**WHAT YOU SHOULD DO**:
Using the material that follows, identify and copy each line with the string "Output".

── DATA ENTRIES

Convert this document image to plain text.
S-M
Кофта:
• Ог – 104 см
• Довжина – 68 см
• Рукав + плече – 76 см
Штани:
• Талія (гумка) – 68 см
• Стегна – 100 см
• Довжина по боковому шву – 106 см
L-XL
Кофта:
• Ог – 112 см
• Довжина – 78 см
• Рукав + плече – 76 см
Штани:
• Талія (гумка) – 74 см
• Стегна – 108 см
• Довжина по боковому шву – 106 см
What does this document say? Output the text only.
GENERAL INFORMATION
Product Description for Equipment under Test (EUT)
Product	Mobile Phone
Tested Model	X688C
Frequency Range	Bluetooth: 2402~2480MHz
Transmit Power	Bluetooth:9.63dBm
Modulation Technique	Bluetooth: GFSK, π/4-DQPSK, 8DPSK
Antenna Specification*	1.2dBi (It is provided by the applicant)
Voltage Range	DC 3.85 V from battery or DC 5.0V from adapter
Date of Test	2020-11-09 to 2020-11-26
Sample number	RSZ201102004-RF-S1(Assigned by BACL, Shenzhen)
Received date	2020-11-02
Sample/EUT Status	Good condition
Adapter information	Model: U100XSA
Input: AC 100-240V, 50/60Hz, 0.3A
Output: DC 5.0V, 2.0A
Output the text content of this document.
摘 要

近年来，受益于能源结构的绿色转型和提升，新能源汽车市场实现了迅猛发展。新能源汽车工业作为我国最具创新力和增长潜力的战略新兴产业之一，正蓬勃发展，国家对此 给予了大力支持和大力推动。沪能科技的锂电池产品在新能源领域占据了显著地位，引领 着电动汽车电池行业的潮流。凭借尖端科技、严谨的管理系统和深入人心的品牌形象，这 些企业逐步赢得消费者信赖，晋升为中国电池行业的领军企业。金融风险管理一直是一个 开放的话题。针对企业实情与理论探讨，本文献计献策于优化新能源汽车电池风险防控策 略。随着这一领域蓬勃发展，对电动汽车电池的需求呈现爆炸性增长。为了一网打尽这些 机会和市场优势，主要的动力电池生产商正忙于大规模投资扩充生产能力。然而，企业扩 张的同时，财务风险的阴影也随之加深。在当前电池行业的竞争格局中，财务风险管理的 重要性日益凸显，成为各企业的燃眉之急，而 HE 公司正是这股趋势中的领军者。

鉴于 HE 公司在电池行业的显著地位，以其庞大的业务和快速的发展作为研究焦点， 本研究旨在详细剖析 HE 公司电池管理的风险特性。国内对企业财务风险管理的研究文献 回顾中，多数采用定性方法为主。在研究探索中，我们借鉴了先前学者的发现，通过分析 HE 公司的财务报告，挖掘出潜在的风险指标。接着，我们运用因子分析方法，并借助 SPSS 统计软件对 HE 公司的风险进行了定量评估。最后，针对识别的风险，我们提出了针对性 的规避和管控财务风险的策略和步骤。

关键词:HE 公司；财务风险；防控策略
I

────

**SOLUTION FOR THIS EXERCISE**:
What does this document say? Output the text only.
Output: DC 5.0V, 2.0A
Output the text content of this document.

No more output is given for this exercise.